◆ **What is needed**
Pull out every line below that contains the word "this".

Dataset rows:

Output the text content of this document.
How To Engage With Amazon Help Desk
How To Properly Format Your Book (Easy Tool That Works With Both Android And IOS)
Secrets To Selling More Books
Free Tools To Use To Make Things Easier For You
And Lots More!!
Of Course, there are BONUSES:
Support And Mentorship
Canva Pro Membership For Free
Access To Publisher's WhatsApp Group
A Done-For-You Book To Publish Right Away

--

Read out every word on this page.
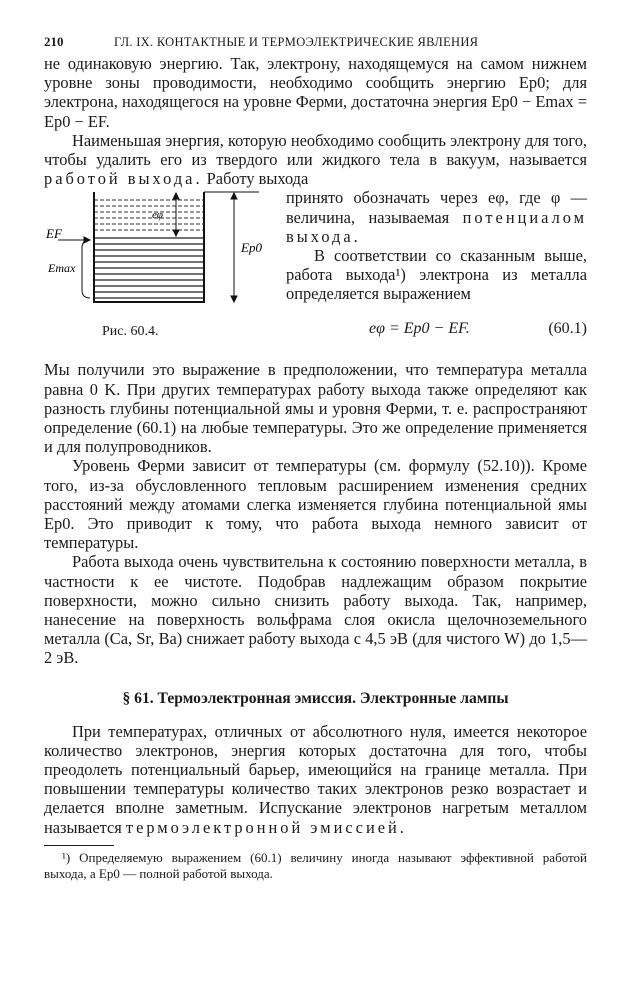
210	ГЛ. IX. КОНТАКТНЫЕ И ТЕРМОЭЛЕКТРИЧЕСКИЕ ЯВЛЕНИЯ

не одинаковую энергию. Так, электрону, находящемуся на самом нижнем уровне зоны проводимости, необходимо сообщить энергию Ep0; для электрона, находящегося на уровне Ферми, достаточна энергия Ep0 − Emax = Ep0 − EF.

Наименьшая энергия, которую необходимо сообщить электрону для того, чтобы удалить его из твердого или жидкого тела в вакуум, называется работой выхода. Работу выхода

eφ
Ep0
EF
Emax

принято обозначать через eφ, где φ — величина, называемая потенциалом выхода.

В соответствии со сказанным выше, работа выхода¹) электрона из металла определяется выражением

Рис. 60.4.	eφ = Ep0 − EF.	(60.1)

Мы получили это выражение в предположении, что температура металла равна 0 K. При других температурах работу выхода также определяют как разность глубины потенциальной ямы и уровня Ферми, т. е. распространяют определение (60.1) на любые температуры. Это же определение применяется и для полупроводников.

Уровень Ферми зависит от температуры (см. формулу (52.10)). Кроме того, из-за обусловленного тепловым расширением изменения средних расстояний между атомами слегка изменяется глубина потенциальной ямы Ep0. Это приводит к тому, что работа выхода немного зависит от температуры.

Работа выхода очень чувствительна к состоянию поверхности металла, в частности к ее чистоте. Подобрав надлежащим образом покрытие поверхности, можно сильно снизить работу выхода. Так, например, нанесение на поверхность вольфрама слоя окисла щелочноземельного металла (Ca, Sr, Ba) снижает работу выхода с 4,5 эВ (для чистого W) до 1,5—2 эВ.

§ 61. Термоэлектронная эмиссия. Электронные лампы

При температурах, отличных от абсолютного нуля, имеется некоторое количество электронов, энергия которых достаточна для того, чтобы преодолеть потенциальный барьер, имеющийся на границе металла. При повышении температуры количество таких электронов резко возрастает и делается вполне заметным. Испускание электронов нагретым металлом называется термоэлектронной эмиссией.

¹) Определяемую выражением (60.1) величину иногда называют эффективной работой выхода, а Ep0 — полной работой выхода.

==

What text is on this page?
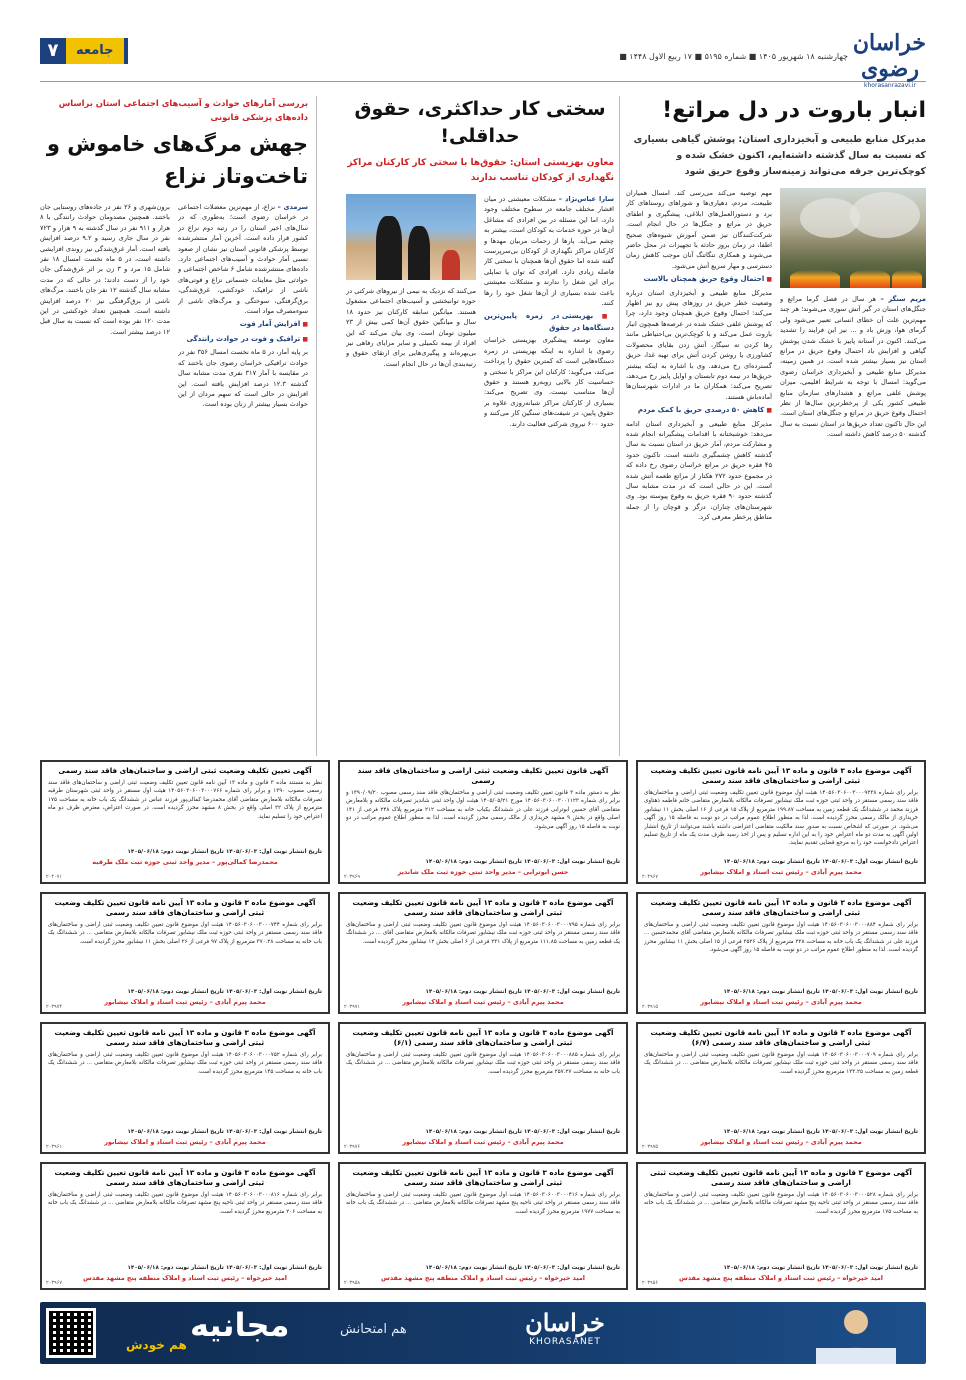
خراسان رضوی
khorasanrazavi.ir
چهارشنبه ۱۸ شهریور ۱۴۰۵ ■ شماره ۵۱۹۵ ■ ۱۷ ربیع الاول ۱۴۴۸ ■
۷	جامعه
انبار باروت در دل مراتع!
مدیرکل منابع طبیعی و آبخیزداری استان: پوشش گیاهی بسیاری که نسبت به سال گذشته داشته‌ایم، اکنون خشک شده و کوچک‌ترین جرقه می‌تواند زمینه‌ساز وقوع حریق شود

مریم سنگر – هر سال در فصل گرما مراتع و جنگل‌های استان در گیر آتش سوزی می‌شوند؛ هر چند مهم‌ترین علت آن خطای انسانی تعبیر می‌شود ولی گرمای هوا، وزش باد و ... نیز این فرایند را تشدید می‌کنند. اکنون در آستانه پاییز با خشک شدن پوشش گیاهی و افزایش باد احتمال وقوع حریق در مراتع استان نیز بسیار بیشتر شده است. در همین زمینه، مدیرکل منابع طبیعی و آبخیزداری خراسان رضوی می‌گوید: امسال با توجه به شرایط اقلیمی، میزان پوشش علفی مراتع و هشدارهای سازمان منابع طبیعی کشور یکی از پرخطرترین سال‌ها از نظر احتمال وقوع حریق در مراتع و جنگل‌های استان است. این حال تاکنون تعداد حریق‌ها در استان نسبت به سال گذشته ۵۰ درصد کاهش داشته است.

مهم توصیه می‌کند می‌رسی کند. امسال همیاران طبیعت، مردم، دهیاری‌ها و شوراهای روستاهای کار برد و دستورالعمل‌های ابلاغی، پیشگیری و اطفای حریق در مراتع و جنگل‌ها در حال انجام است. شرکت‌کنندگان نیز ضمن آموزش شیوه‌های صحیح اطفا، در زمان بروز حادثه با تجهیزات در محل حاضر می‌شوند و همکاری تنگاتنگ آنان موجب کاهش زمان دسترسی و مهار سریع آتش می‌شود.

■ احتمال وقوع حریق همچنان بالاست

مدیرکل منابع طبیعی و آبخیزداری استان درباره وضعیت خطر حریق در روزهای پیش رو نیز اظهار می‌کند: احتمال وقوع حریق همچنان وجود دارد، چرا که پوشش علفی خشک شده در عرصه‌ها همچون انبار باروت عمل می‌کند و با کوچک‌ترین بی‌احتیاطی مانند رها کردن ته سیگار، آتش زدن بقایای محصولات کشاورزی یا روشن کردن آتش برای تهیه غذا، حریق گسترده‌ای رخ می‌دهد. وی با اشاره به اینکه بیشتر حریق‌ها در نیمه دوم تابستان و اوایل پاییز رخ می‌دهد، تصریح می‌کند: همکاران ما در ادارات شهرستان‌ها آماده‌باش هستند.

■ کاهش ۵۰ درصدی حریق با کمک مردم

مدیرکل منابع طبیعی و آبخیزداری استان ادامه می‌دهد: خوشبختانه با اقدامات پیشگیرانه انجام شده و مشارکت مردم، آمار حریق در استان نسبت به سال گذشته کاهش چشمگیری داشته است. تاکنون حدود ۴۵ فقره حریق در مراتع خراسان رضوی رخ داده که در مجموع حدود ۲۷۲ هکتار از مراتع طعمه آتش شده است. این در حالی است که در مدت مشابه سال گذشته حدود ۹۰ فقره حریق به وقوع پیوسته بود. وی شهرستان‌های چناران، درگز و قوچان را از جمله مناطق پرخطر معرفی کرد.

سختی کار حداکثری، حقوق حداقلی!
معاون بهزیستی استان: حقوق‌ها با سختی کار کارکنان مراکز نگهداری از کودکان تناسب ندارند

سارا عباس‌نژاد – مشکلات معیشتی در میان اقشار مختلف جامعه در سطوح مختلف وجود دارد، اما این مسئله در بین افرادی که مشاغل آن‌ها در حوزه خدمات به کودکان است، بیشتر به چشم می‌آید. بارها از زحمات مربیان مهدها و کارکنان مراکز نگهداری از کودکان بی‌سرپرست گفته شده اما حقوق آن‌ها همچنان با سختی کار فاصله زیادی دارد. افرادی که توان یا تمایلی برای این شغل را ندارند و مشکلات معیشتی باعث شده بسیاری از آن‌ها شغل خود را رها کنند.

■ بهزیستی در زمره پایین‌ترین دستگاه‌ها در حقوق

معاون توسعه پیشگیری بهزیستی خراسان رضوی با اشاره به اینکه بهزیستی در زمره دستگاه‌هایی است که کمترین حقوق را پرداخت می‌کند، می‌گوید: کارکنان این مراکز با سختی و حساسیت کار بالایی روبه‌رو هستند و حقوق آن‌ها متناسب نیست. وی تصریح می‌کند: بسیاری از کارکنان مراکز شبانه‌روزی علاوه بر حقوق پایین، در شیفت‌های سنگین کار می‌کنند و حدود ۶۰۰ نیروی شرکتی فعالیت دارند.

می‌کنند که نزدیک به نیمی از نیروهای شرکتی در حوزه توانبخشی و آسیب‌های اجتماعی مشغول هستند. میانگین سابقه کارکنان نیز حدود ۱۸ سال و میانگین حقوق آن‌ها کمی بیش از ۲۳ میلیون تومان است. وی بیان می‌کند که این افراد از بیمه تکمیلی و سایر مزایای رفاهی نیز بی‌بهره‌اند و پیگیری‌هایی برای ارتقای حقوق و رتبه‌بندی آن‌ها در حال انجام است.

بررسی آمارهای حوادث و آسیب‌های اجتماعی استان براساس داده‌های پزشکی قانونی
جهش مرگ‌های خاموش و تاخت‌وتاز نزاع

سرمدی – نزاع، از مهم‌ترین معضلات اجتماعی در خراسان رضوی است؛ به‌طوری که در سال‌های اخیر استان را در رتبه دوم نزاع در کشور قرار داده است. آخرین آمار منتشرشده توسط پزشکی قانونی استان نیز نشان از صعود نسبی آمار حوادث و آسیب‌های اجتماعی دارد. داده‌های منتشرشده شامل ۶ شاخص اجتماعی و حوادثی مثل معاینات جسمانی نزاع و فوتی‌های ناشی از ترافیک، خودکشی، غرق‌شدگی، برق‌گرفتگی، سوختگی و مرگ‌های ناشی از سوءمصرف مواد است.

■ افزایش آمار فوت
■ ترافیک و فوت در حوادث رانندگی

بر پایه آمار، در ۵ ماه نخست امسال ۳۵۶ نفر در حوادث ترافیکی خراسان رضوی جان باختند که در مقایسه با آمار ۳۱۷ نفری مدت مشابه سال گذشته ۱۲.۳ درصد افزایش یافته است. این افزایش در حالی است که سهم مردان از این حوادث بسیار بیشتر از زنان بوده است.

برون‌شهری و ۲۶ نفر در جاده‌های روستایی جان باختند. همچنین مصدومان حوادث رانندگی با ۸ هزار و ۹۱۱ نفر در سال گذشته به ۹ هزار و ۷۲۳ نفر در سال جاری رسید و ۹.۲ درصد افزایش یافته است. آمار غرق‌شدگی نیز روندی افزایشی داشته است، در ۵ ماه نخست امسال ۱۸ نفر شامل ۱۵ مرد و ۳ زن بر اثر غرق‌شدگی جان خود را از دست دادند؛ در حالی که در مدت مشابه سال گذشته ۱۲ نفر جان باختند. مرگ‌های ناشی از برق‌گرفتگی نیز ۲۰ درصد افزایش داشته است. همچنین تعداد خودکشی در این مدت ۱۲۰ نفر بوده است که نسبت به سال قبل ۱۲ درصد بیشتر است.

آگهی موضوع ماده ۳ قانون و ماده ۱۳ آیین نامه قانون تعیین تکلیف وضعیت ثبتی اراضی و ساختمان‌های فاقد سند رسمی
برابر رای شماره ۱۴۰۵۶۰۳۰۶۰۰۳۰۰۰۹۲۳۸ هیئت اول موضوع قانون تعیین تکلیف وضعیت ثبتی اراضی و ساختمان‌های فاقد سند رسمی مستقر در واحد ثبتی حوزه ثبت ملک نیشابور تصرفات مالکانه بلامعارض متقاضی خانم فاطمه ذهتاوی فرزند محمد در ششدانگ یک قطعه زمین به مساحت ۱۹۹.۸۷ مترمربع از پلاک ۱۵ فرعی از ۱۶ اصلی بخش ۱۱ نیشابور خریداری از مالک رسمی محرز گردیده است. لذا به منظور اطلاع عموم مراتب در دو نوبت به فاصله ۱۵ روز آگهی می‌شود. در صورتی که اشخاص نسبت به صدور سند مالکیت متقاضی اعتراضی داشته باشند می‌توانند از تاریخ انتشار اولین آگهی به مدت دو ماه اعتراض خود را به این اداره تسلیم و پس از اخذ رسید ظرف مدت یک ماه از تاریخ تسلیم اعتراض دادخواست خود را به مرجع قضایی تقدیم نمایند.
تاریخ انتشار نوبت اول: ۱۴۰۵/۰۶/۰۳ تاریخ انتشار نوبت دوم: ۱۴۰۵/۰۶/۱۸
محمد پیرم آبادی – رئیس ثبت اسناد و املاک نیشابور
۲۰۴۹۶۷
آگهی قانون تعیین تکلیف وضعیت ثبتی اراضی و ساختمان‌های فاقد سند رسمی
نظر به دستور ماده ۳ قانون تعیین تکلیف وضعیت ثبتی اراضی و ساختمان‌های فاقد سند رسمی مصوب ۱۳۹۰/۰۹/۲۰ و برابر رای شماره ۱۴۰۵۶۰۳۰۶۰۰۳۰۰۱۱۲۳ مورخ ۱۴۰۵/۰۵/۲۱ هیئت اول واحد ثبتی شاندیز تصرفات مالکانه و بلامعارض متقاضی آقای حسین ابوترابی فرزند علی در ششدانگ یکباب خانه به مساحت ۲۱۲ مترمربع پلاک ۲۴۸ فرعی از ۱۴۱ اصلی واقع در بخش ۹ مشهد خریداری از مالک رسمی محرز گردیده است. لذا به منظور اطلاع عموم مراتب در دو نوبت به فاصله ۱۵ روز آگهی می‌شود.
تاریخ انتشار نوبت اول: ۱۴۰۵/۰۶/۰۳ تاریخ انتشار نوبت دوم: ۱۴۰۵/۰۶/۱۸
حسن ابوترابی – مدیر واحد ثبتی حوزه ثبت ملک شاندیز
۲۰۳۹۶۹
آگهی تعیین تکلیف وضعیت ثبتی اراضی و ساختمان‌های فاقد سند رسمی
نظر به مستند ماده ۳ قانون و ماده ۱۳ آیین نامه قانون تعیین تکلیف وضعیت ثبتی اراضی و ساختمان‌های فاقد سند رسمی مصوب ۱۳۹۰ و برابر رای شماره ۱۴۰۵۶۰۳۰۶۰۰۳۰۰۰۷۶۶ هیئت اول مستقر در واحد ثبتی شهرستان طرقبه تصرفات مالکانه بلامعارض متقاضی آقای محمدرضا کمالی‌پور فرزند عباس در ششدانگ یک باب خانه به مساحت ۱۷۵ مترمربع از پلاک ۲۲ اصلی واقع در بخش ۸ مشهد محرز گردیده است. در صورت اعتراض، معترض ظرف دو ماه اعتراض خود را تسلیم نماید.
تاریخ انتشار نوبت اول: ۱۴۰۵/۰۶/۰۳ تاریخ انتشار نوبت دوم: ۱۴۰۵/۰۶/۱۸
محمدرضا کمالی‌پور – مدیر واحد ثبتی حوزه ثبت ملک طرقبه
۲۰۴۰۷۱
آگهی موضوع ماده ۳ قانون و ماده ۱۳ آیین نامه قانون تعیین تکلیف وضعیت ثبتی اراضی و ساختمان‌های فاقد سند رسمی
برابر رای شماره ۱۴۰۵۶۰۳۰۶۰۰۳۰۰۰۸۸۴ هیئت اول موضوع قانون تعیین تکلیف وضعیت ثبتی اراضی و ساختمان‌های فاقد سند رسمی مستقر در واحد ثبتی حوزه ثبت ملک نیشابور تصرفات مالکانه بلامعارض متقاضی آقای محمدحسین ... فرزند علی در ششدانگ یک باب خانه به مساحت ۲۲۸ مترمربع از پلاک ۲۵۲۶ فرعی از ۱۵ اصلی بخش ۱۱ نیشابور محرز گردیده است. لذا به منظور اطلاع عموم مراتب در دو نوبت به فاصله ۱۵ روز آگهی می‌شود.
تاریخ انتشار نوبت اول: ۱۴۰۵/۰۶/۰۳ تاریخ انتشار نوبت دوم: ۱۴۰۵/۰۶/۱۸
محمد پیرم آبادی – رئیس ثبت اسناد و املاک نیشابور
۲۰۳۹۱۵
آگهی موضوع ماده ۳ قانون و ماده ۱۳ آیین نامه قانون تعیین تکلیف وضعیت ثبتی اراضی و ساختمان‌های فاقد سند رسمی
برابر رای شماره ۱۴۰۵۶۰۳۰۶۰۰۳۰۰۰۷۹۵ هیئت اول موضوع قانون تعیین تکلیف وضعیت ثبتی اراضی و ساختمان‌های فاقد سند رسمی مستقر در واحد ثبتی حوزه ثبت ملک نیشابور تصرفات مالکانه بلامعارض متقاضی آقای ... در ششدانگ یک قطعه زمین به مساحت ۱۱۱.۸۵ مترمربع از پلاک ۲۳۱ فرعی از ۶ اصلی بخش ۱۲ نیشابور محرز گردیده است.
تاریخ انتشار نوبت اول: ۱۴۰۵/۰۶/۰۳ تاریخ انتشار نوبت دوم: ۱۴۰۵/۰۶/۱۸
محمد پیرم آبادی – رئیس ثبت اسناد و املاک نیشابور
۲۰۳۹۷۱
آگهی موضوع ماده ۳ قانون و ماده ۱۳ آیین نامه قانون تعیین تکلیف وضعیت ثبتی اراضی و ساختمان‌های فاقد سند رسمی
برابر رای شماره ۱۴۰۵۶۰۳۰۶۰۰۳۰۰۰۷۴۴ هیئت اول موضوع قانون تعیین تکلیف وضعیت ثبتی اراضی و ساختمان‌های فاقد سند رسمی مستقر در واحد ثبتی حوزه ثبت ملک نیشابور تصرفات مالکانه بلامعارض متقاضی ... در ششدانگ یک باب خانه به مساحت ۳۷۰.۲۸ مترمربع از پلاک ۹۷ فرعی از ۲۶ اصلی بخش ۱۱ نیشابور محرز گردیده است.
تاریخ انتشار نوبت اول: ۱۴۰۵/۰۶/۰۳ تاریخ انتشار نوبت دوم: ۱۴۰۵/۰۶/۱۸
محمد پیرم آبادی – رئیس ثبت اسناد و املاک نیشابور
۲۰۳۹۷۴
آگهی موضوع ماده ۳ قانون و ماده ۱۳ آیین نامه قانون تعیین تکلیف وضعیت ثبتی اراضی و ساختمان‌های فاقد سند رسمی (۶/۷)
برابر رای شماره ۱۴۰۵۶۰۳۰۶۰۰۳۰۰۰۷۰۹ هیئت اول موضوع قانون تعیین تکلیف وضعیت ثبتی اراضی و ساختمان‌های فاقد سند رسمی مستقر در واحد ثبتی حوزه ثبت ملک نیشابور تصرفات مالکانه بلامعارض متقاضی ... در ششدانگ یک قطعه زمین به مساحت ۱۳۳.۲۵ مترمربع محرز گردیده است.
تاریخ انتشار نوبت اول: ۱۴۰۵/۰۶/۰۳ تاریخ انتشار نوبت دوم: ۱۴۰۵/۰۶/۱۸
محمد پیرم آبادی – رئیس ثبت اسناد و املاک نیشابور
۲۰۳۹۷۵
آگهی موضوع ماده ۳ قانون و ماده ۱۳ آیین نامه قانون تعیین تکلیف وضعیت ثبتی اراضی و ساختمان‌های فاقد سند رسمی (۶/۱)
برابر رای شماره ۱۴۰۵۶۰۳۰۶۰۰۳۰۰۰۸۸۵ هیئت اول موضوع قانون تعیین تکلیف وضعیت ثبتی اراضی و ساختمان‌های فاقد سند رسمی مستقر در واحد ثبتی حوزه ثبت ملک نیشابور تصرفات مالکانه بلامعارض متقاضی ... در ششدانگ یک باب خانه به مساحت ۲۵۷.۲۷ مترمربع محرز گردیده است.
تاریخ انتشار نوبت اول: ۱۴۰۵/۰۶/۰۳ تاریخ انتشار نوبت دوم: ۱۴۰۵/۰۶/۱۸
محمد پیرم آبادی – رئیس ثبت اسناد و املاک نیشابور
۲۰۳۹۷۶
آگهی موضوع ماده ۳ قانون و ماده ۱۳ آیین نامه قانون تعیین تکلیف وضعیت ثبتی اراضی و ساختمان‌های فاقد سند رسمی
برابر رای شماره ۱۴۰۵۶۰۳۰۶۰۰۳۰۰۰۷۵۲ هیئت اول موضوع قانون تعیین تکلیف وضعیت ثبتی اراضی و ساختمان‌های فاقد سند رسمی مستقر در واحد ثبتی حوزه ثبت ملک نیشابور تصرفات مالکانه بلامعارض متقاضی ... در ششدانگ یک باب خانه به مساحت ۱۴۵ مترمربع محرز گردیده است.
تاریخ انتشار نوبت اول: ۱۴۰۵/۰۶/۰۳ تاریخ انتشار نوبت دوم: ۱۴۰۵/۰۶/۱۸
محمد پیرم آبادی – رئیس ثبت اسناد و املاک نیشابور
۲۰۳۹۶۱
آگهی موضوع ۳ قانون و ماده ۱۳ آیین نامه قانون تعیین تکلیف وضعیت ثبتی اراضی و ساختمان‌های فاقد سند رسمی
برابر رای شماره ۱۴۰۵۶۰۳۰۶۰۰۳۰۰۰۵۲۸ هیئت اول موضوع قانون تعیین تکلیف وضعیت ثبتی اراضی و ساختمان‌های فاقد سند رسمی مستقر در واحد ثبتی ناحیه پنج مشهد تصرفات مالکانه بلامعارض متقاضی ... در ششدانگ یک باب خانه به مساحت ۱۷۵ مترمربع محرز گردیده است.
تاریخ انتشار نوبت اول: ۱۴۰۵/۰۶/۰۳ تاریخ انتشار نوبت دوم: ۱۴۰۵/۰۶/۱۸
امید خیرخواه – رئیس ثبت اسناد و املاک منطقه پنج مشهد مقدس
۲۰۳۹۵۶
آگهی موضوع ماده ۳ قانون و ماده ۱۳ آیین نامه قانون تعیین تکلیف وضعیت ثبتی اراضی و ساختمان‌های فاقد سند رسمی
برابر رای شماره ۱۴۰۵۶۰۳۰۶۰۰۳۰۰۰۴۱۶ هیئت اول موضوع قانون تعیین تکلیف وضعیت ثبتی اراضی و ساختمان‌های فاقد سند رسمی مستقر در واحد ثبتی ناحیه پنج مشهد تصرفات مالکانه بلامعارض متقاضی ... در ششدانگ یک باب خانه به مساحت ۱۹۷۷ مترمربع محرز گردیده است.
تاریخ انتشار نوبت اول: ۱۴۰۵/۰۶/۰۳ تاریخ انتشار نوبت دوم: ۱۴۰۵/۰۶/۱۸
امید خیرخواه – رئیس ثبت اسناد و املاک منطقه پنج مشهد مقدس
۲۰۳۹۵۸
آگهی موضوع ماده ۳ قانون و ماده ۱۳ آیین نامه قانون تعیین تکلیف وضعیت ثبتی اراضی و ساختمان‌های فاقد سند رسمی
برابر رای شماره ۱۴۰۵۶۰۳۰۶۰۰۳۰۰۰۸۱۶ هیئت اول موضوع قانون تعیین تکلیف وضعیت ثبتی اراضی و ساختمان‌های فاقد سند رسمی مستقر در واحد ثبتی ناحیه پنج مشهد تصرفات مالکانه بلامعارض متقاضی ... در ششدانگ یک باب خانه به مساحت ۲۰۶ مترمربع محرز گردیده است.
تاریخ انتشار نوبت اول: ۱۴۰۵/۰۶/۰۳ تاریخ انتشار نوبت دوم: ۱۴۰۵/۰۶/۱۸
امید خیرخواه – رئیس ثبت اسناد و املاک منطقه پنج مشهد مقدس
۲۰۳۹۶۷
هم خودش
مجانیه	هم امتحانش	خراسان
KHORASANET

◆ **Reply**
Output the text content of this document.
Read out every word on this page.
What text is on this page?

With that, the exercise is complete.